• _REQUIRED WORK_:
• a. List every stable kernel update version named in the kernel news excerpt, with the date given for each.
• b. Pick up the kernel news excerpt after its final sentence and carry it further.

• _SOURCE EXCERPT_:
===============

Brief items
The 3.4 kernel is out,
released on
May 20. Significant features in
this release include the Yama security module, support for the
x32 ABI, asymmetric multiprocessing support,
the
dm-verity device mapper target, and
more. For details, see the always-excellent
KernelNewbies 3.4 page.
The 3.5 merge window is open as of this writing; see the separate article
below for a summary of interesting changes merged so far.
Stable updates:
3.0.32
and 3.3.7 were released on May 21,
3.2.18 on May 21,
and 2.6.34.12 on May 22.
Comments (none posted)
Enough data has come in to satisfy me that with all the
improvements in Linux over the last year, and with BQL, codel and
fq_codel, that we've won a major battle in the war against
bufferbloat.
—
Dave Täht
else if(!strcmp(str, "pony")) {
tsc_clocksource_reliable = 1;
sched_clock_stable = 1;
tsc_perfect_smp_synchronization = 1;
}
—
Steven Rostedt
else if (!strcmp(str, "real")
panic("Can't handle real TSCs!\n");
—
Thomas Gleixner
Prediction: instead of Oracle coming out and admitting they were
morons about their idiotic suit against Android, they'll come out
posturing and talk about how they'll be vindicated, and pay lawyers
to take it to the next level of idiocy.
Sometimes I really wish I wasn't always right. It's a curse, I tell
you.

===============

• _GIVEN RECORDS_:
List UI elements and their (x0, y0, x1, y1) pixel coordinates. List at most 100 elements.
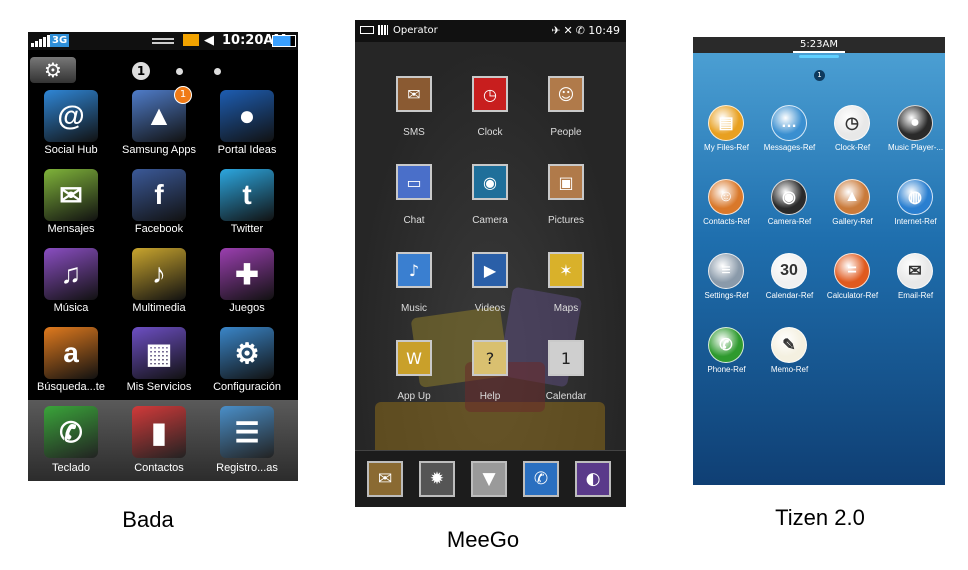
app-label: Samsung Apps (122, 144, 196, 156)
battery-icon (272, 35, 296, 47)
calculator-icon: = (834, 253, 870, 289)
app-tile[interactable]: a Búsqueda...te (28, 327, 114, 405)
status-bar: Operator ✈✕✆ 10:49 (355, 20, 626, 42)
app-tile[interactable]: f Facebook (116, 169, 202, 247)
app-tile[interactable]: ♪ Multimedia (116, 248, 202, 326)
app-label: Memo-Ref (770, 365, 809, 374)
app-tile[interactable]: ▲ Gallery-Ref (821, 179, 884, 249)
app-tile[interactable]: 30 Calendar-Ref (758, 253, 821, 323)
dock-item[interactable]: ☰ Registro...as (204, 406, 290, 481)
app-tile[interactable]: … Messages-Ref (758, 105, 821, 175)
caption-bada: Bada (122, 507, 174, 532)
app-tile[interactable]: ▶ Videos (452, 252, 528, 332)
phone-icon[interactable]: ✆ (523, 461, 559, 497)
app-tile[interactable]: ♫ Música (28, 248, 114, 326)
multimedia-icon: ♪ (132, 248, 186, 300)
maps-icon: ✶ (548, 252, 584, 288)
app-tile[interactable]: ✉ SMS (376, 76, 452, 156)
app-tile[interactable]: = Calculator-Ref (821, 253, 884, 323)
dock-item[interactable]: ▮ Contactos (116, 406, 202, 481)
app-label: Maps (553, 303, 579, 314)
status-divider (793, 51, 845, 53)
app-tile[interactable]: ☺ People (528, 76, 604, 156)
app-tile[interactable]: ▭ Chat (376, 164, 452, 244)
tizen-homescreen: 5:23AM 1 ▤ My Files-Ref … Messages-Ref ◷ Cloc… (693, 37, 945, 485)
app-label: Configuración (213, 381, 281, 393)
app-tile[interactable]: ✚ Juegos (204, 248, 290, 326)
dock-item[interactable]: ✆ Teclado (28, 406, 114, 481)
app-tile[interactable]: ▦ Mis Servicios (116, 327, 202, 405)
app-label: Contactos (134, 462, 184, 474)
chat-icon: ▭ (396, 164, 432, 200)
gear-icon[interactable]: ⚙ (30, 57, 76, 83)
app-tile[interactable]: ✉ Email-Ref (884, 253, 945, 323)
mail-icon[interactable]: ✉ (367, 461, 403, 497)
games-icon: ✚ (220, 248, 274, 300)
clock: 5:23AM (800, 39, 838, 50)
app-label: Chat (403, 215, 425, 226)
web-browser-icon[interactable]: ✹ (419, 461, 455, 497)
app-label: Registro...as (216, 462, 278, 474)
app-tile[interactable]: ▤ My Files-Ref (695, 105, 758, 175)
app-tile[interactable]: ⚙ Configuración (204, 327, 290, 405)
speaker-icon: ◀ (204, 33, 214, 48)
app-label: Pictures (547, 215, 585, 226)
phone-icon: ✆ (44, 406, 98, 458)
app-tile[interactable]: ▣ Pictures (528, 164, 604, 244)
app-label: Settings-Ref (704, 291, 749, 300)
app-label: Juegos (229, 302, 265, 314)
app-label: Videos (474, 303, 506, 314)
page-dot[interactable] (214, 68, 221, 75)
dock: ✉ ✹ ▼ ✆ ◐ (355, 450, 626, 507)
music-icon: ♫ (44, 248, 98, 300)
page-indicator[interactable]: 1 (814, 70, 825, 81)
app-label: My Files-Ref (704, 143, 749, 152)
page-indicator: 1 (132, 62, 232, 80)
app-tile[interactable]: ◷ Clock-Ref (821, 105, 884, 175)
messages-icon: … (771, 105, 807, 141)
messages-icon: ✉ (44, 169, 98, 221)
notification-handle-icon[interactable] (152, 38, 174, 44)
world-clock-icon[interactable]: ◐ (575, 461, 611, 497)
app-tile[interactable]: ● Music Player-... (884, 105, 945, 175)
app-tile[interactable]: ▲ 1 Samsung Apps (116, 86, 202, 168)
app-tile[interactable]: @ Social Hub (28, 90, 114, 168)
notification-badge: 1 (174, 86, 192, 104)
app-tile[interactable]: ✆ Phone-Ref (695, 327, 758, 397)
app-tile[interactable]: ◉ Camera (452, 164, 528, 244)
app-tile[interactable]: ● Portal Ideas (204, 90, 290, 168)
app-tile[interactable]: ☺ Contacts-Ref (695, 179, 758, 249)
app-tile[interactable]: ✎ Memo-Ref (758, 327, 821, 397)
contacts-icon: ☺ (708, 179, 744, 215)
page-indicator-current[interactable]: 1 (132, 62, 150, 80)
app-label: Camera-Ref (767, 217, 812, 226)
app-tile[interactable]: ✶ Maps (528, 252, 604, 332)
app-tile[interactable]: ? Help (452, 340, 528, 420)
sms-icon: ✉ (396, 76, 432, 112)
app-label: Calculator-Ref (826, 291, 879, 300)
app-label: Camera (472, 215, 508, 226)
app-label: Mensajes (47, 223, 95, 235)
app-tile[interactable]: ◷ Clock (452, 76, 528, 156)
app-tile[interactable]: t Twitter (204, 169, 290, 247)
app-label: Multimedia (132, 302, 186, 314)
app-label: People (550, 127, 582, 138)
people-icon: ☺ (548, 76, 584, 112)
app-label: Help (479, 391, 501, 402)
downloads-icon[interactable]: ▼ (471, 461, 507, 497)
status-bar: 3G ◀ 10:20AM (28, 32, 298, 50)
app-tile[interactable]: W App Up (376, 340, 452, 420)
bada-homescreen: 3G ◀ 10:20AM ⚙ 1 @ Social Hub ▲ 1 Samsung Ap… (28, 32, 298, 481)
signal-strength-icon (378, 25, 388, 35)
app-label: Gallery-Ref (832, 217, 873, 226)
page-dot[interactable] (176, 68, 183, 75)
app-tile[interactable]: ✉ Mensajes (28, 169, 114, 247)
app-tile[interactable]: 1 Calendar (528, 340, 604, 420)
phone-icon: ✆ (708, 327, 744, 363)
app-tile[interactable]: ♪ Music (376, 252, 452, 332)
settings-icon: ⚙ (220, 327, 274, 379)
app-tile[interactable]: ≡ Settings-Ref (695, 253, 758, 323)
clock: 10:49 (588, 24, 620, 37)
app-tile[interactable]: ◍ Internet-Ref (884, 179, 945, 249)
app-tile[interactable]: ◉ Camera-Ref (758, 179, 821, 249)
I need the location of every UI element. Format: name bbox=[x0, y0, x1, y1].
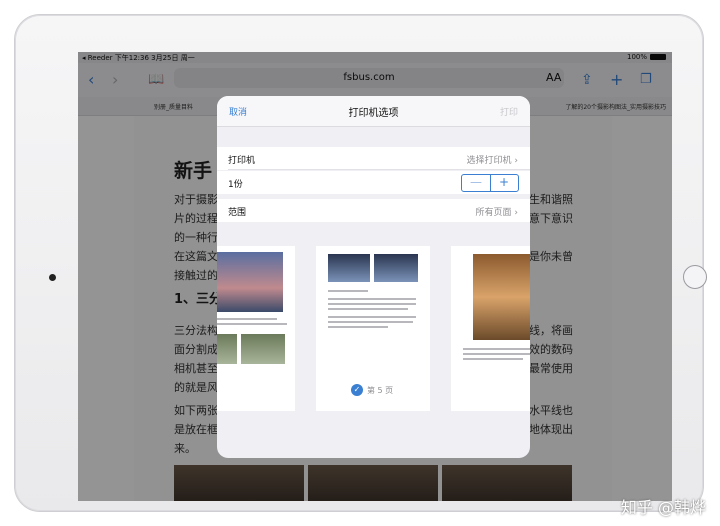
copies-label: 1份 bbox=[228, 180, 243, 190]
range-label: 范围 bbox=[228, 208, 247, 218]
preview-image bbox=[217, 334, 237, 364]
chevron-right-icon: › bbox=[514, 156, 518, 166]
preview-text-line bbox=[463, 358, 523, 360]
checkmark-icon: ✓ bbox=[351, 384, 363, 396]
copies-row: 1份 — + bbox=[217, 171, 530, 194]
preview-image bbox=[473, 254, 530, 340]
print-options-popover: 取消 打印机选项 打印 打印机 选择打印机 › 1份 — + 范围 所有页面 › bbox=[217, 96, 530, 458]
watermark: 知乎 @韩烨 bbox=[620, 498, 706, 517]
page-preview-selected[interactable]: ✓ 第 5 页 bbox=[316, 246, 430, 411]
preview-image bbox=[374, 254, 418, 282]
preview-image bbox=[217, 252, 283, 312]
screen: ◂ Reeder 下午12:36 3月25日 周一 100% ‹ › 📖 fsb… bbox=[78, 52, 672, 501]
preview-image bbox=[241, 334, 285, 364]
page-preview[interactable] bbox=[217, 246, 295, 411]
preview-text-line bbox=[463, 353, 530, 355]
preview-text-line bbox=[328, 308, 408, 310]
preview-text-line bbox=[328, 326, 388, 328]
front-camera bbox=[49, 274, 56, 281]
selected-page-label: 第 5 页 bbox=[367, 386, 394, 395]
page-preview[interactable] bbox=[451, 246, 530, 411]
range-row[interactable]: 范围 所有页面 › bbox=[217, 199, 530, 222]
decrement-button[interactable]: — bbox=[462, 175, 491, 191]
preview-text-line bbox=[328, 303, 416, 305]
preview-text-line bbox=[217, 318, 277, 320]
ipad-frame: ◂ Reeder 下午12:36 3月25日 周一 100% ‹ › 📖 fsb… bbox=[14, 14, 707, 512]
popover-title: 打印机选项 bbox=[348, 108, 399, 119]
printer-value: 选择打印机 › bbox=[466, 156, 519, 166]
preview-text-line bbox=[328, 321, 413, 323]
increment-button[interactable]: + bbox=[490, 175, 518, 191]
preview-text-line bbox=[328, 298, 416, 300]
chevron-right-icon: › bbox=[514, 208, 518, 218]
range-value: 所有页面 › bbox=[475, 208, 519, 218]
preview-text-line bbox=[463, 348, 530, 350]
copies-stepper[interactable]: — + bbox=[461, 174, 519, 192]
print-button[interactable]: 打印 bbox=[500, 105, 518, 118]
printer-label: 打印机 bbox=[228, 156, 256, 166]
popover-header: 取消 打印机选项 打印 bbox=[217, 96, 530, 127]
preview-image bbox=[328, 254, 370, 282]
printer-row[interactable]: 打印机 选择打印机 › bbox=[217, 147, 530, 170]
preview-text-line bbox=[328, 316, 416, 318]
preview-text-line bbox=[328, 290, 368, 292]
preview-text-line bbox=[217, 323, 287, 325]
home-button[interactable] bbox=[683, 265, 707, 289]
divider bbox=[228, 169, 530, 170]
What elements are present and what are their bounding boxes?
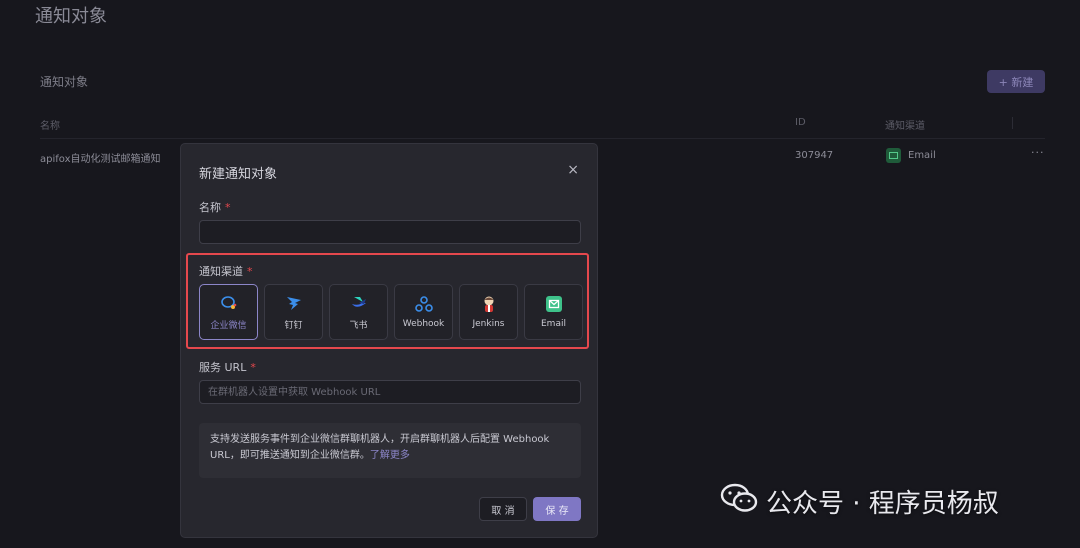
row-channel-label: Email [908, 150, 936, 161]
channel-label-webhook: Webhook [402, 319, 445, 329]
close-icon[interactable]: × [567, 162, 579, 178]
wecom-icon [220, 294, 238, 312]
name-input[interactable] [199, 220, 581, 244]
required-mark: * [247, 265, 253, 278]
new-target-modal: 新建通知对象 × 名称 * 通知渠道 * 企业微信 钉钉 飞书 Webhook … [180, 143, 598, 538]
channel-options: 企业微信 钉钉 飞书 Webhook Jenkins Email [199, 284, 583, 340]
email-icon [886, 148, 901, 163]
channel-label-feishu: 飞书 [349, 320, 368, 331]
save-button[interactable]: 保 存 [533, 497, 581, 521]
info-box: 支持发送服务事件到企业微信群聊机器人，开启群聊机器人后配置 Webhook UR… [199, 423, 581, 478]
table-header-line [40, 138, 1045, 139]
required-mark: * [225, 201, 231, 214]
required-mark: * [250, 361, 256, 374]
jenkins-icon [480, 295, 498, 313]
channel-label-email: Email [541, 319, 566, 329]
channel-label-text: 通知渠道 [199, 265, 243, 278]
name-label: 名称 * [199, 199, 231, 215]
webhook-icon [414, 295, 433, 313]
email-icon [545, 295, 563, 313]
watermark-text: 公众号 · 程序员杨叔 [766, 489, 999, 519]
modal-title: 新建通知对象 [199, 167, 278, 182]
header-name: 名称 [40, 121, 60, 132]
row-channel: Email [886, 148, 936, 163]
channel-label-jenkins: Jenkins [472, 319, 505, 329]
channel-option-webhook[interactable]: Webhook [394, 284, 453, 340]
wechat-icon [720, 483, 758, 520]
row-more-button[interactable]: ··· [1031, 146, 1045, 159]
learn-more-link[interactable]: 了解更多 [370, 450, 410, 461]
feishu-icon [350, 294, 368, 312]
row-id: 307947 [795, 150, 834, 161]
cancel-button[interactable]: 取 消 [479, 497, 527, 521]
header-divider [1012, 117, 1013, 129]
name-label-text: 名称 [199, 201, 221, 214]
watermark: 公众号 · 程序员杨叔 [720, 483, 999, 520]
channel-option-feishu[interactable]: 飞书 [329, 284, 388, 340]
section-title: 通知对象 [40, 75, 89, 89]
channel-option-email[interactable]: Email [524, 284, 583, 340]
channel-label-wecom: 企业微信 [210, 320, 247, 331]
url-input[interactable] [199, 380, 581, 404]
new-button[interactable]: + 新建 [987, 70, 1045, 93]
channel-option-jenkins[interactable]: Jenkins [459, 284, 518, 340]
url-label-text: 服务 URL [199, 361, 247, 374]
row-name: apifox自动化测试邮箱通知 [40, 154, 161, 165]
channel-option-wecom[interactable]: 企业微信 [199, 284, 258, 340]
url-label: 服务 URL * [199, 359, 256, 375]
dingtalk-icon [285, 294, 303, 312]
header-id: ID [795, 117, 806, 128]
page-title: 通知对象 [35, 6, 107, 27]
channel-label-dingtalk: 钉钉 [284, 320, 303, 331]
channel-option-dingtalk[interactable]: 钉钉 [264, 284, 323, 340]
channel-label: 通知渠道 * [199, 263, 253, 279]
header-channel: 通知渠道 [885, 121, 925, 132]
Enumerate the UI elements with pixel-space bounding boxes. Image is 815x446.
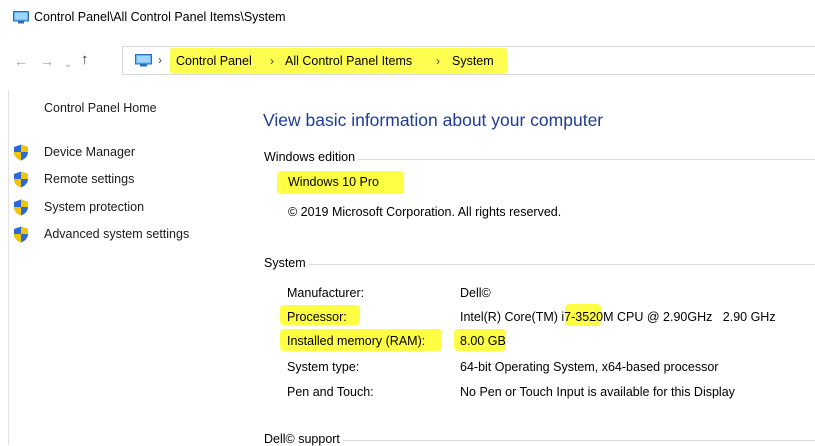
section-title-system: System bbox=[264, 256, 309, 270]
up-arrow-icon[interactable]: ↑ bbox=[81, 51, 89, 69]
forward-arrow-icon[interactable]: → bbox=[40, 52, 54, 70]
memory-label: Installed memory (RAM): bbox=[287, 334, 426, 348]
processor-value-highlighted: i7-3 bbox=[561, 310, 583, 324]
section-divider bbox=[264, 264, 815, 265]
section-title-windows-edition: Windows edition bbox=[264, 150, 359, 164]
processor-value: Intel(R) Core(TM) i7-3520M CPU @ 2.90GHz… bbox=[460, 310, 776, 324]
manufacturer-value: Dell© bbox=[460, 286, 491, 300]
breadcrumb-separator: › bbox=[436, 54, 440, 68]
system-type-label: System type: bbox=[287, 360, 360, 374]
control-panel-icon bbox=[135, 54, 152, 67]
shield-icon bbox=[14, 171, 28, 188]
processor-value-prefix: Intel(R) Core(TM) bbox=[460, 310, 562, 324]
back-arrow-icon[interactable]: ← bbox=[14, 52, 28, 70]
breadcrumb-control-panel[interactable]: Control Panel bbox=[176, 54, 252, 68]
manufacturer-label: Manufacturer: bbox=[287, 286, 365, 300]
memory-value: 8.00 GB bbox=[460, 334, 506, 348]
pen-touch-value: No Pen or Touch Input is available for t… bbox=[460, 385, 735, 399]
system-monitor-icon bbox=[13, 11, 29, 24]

===============

• _WRITTEN RESPONSES_:
• a.
3.0.32 on May 21
3.3.7 on May 21
3.2.18 on May 21
2.6.34.12 on May 22

• b.
—
Linus
Torvalds
Comments (1 posted)
Kernel development news
By Jonathan Corbet
May 23, 2012
Shortly after the release of the 3.4 kernel, Linus started the entire
process all over again for the 3.5 development cycle; over 2,500 changesets
were pulled into the mainline on the first day, and 4,600 have been merged
as of this writing. It looks like it will be
an interesting cycle with a lot of new stuff coming in and the removal of a
bunch of old cruft. As of this writing, user-visible changes pulled for
3.5 include:
- The TCP connection repair interface,
useful for the implementation of checkpoint/restart functionality, has
been merged.
- The networking stack has gained support for RFC 5827 early retransmit,
a mechanism aimed at speeding recovery from packet loss.
- The CoDel queue management algorithm,
which, hopefully, will be an important component in the solution to
the bufferbloat problem, has been merged.
- The seccomp filters mechanism has been
merged; it allows processes to reduce the set of available system
calls through the use of a mechanism based on the Berkeley packet
filter. See Documentation/prctl/seccomp_filter.txt
for details.
- The Yama security module has two increasingly restrictive modes for
controlling access to the PTRACE_ATTACH functionality.
- The logging reliability patch set
has been merged.
- The NUMA scheduler has been rewritten with the result that it will
make different, hopefully better scheduling decisions. Also, as has
been threatened for some months, the
power-aware scheduling code has been removed in the hope that somebody
will replace it with something that actually works.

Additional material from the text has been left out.